**Work to do**
Pick out each line below containing "Single".

********************

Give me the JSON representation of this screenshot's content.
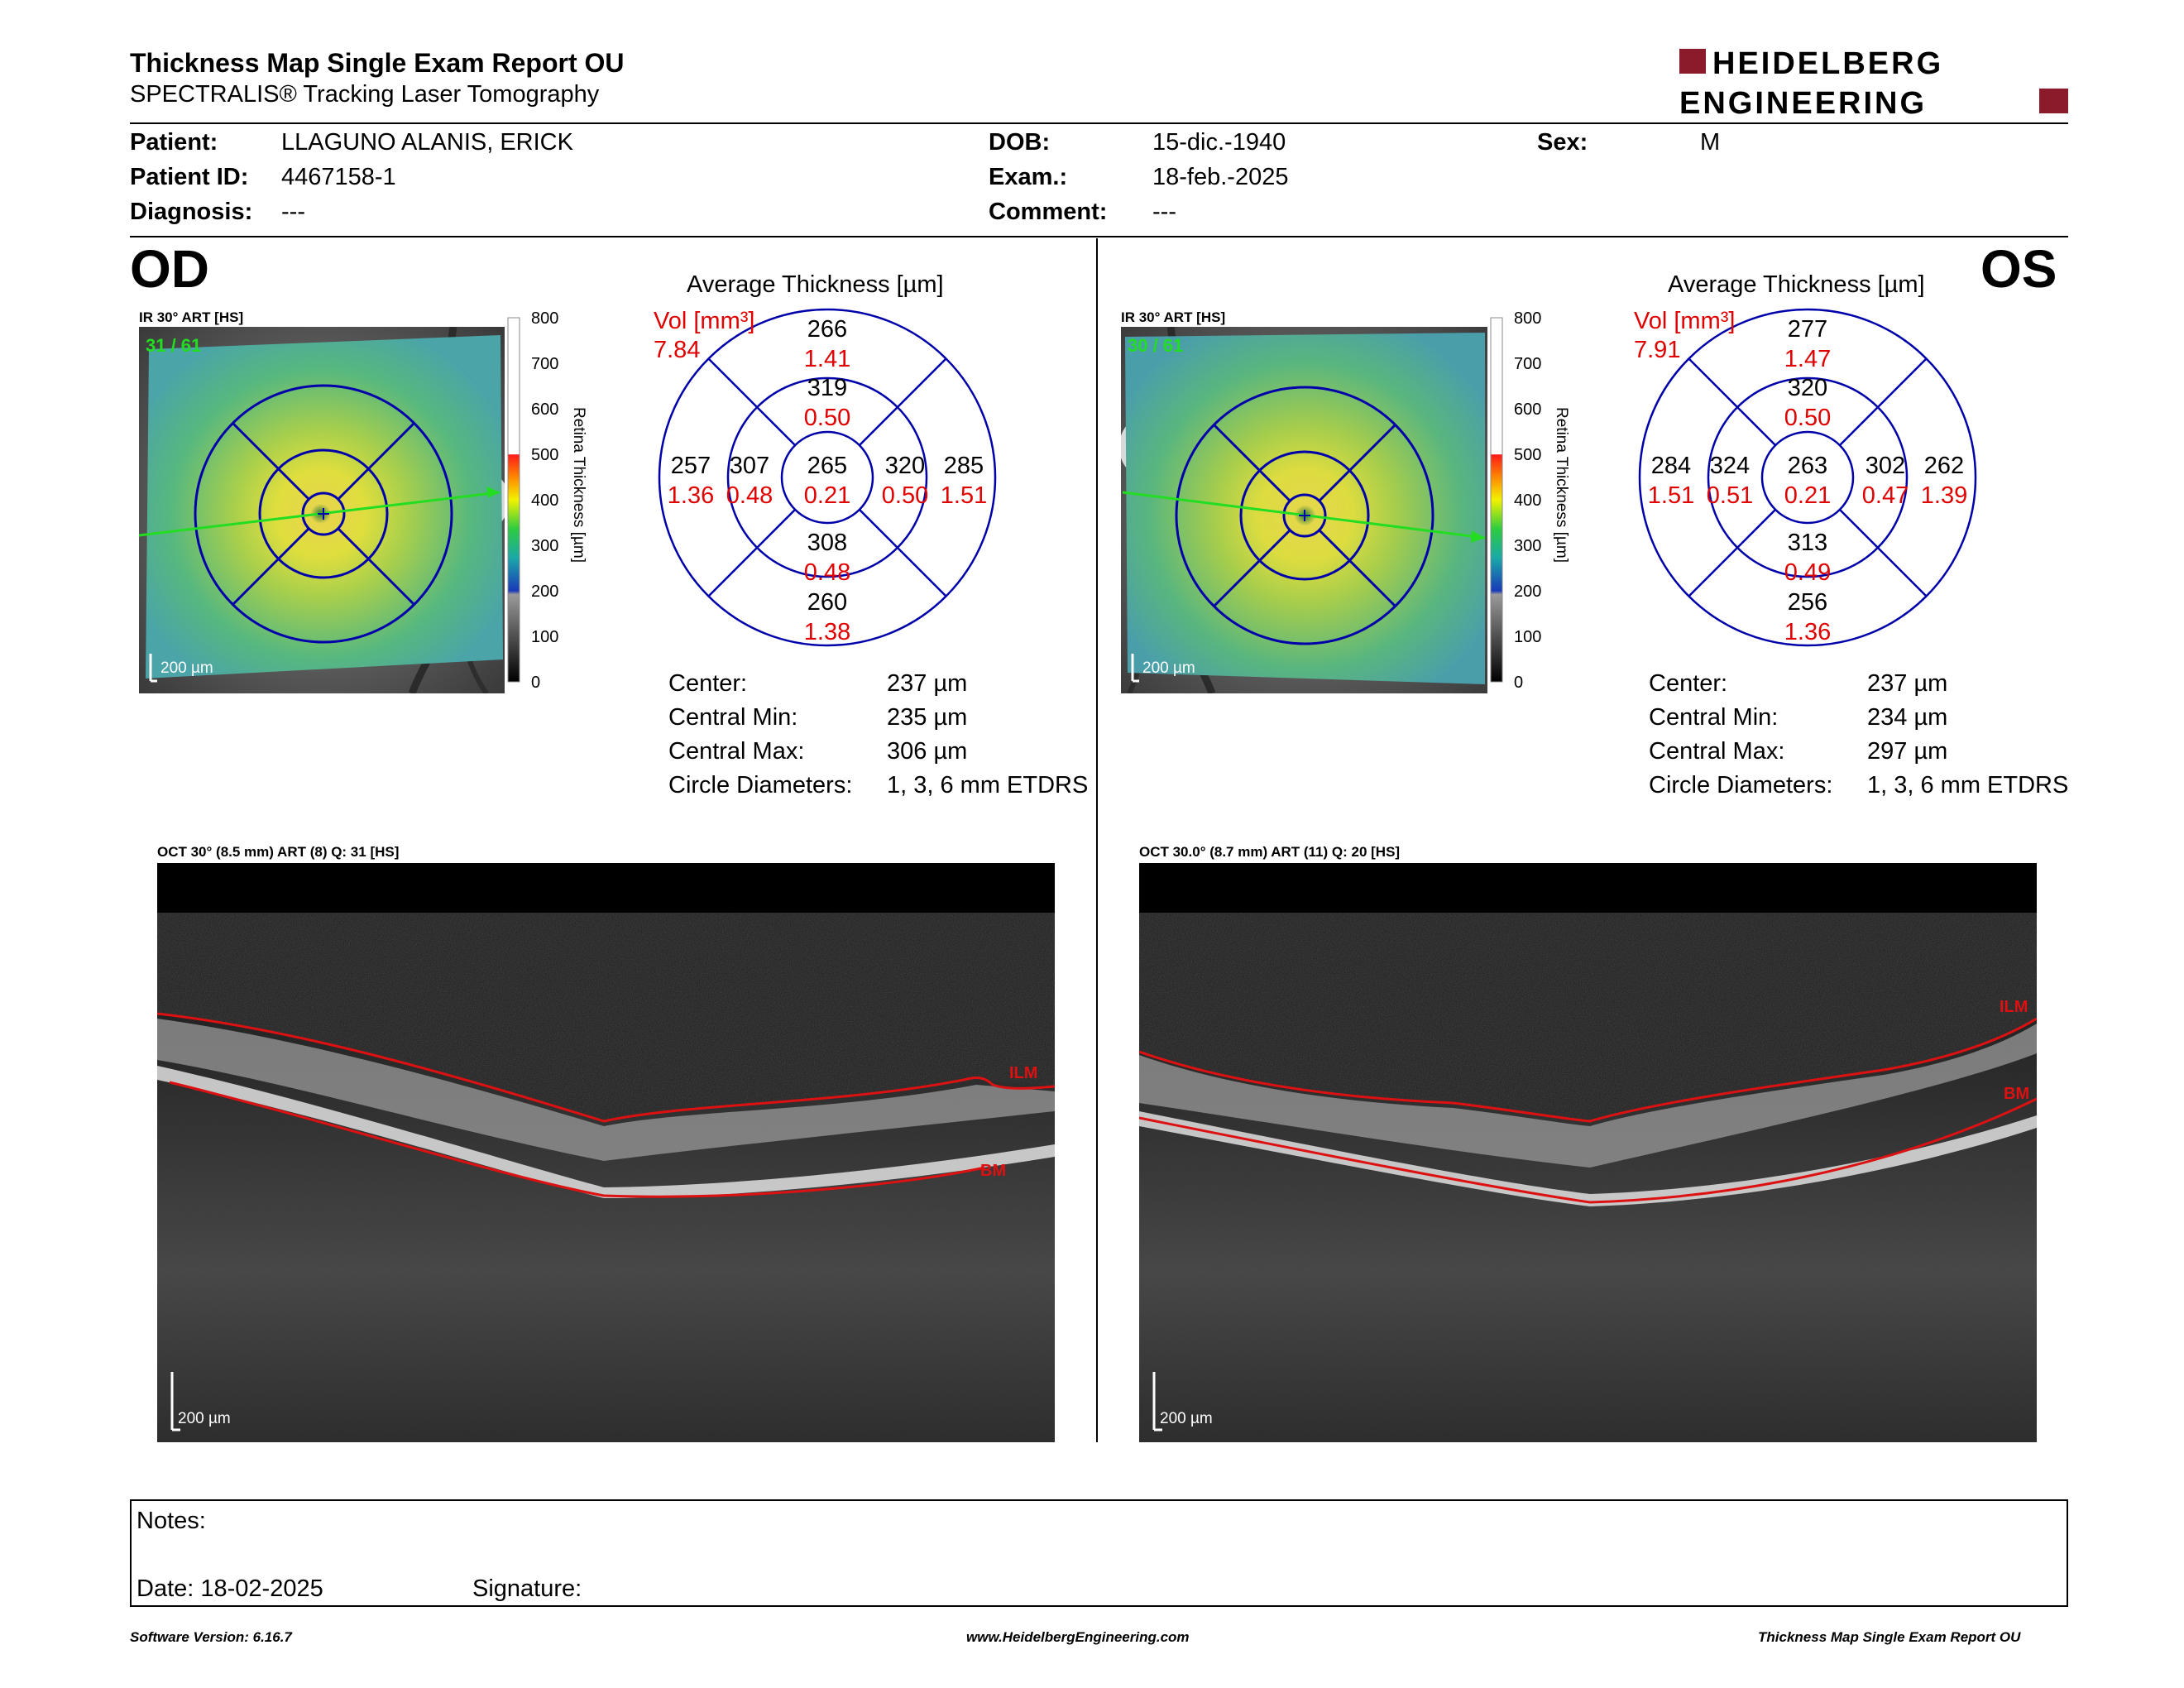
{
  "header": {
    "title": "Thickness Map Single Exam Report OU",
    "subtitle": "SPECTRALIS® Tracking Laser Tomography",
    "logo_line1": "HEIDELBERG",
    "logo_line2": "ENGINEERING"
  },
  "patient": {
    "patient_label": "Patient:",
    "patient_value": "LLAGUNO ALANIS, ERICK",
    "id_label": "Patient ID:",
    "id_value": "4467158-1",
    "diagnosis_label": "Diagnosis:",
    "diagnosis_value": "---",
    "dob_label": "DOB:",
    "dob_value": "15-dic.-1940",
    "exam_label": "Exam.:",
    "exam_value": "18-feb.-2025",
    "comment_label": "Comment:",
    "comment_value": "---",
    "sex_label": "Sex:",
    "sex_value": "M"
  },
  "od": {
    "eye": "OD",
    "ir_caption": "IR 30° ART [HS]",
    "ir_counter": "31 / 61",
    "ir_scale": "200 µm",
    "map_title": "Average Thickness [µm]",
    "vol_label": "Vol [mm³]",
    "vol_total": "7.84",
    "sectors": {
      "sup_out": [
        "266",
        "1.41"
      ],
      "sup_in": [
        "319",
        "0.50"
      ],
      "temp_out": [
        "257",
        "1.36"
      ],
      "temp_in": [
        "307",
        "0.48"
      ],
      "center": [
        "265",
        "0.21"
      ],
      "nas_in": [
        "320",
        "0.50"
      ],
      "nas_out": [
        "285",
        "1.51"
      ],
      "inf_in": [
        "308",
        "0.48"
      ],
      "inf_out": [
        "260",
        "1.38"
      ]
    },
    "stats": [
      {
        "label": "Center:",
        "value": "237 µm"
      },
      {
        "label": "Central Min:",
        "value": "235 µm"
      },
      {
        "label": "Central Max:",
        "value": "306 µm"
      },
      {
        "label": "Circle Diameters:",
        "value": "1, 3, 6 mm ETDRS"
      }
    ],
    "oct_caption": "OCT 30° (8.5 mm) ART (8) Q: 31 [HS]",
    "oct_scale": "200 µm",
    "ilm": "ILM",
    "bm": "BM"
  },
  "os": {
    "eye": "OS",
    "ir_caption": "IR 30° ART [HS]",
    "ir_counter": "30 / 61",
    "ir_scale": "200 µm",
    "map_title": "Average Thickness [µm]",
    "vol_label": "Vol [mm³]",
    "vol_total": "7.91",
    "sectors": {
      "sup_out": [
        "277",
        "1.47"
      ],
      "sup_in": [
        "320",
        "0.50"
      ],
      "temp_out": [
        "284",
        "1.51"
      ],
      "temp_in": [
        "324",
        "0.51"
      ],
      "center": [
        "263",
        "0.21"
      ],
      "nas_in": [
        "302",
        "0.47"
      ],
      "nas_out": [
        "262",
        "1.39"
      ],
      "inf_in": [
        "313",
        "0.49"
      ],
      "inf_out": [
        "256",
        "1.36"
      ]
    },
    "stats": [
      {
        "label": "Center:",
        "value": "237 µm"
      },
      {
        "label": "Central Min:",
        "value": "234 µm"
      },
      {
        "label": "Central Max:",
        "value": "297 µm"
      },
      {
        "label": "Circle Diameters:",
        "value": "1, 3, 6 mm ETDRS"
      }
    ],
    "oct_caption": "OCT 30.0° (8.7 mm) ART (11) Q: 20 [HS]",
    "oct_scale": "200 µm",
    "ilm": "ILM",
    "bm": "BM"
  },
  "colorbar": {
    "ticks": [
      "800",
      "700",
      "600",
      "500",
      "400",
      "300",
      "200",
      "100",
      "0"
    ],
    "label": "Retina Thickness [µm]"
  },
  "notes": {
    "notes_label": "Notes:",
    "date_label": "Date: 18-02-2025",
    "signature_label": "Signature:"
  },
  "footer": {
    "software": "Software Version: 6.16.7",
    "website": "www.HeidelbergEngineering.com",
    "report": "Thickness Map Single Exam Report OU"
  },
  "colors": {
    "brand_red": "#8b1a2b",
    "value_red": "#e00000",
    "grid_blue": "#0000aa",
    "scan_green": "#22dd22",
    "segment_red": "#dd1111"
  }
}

********************

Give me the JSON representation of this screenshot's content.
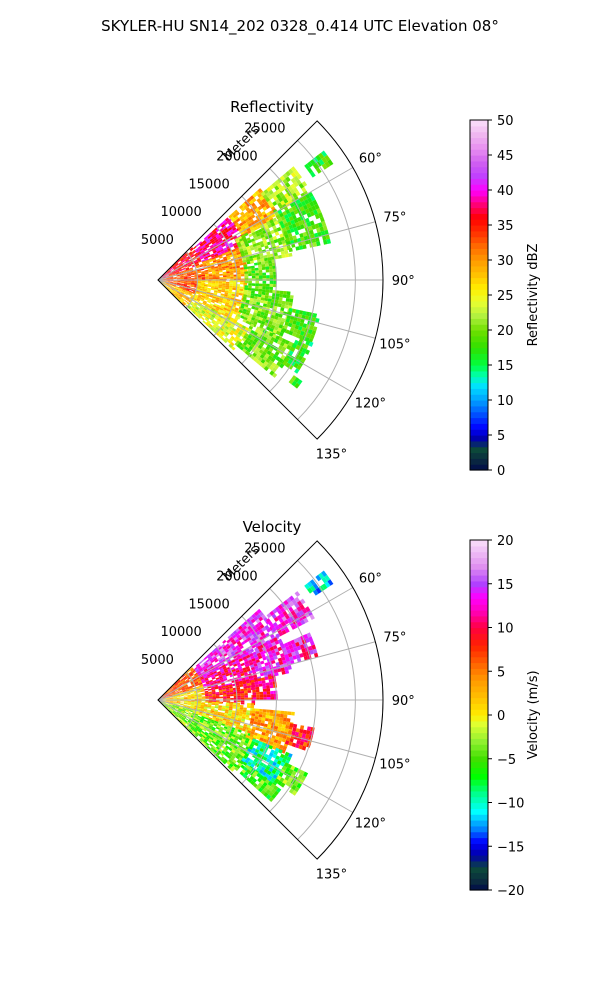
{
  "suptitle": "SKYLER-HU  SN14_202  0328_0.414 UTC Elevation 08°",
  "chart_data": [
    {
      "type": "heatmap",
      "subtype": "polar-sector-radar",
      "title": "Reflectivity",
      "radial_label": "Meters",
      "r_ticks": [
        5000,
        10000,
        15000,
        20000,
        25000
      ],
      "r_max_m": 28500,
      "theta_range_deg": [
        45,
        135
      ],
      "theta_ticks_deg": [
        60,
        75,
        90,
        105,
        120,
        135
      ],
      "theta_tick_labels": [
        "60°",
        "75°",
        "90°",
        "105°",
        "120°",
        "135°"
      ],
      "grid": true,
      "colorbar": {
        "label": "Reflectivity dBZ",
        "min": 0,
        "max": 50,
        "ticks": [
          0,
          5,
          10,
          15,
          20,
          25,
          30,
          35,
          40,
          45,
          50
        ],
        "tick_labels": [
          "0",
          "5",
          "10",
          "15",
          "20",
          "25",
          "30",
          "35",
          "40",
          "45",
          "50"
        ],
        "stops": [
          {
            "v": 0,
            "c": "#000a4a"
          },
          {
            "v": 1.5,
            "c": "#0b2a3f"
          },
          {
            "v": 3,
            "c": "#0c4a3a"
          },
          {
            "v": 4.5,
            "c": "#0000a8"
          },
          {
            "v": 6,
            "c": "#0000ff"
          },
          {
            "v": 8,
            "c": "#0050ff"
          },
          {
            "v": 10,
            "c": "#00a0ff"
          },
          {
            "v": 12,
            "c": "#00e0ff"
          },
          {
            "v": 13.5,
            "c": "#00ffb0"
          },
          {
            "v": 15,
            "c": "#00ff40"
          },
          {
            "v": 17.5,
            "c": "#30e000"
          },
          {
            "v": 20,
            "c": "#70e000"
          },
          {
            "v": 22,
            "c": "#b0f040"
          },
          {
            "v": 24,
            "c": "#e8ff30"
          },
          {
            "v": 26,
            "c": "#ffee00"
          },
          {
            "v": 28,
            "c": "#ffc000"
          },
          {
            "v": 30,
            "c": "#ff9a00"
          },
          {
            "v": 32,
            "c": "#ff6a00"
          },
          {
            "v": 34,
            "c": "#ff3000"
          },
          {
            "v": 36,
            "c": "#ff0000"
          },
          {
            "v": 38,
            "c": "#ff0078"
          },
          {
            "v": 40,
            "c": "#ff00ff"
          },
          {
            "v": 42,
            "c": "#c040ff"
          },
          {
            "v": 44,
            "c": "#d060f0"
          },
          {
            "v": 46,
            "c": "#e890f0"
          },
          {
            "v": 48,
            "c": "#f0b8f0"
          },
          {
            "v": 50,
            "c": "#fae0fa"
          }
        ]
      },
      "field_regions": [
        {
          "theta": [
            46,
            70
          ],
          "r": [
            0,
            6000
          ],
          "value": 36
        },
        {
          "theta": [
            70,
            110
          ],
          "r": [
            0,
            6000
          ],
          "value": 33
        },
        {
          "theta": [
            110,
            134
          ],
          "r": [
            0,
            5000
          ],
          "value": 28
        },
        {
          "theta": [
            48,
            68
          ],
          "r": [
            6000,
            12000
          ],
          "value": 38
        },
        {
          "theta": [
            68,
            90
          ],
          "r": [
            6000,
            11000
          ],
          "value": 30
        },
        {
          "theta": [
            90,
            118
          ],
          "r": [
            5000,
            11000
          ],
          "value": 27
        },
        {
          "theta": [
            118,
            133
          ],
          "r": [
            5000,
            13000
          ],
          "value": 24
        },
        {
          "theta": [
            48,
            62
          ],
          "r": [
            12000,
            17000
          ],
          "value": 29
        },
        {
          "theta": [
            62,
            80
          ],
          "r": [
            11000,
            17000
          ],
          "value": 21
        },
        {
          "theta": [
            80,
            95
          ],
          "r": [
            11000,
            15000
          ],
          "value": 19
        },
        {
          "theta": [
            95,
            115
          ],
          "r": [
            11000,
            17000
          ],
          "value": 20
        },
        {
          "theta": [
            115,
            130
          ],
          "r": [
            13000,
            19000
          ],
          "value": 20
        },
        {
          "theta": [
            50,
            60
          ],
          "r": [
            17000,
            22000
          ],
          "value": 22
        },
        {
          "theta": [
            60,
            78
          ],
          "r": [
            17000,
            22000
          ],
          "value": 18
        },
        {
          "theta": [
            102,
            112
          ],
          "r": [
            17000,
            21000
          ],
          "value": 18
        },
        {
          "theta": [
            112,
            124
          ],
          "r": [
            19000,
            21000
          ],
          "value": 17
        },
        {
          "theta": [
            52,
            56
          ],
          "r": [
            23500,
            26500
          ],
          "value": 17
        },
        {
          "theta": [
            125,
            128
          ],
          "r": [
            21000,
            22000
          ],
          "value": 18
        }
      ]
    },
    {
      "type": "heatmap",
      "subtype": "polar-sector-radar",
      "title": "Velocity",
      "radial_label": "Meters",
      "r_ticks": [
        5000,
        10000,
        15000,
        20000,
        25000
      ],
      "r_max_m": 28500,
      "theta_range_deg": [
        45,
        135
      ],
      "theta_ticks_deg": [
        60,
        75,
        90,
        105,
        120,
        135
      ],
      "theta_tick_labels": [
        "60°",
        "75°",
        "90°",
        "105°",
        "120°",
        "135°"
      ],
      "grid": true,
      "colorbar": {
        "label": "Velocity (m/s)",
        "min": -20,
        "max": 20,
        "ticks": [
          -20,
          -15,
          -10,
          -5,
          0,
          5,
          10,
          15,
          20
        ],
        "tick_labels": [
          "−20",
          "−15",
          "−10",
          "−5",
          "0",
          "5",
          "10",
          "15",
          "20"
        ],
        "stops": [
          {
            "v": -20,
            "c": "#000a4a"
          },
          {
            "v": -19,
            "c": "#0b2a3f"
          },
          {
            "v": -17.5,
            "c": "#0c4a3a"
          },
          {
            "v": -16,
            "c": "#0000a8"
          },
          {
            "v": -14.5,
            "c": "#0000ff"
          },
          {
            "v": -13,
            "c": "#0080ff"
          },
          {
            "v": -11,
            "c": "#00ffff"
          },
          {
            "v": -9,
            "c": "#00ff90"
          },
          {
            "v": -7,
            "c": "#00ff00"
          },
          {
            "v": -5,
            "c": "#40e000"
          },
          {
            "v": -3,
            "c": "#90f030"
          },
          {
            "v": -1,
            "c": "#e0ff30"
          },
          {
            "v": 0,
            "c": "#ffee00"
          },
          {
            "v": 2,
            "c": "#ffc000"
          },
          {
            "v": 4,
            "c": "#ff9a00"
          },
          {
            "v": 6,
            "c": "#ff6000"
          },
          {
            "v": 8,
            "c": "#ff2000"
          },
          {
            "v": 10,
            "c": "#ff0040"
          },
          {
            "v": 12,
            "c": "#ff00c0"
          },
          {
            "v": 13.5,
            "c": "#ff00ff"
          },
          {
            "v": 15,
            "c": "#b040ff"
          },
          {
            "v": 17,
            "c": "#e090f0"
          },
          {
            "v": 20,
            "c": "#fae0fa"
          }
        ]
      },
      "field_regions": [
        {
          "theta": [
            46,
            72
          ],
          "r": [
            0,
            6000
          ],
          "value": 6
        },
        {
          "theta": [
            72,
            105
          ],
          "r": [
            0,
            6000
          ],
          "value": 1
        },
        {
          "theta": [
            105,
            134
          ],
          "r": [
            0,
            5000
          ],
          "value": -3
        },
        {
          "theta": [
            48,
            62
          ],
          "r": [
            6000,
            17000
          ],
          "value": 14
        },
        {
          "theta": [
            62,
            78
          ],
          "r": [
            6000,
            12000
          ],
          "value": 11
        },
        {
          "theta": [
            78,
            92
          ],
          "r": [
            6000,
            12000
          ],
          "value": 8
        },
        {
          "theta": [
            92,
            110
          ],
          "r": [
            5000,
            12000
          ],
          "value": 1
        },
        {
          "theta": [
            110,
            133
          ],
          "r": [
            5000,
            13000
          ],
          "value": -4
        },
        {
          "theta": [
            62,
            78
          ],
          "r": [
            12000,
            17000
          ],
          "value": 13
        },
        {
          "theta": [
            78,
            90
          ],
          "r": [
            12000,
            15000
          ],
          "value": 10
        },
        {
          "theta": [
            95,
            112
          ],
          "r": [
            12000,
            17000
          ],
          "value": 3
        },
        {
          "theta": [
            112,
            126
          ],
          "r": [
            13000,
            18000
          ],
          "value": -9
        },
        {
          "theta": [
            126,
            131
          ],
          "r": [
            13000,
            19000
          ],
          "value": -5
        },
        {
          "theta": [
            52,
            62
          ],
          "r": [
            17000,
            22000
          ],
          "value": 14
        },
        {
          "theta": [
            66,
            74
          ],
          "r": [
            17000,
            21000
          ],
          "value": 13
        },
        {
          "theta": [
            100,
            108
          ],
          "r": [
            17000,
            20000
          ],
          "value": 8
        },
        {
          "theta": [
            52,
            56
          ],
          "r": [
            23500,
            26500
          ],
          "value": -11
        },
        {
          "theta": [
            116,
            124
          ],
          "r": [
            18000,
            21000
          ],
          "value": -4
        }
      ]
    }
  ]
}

********************

**The output**
    "title": "Thickness Map Single Exam Report OU",
    "report": "Thickness Map Single Exam Report OU"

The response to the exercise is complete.